▸ THE TASK: Select every line holding the word "JSON" and copy it.

[Part of a data file]
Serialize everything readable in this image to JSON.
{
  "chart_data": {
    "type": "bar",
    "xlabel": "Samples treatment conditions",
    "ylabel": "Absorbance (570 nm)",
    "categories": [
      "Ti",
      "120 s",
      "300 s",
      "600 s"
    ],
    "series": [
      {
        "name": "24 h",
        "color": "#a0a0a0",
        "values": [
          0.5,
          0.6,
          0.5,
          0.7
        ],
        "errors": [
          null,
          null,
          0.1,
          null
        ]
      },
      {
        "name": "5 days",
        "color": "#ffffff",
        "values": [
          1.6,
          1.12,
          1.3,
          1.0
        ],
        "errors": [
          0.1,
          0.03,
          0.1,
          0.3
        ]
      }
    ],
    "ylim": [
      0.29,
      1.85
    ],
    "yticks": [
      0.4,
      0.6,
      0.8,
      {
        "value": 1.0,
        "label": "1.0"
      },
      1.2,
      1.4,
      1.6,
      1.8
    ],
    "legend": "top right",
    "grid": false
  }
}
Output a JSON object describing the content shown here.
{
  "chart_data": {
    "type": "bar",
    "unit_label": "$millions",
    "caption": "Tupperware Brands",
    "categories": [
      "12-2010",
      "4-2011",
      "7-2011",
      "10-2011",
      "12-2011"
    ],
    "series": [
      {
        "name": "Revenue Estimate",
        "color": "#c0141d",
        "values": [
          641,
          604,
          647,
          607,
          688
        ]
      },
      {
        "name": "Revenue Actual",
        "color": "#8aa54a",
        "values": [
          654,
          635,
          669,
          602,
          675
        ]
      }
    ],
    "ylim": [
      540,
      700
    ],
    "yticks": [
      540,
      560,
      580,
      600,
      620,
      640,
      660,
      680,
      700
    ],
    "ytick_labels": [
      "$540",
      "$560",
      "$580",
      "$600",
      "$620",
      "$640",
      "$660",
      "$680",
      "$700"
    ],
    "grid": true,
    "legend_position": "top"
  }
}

▸ RESULT:
Serialize everything readable in this image to JSON.
Output a JSON object describing the content shown here.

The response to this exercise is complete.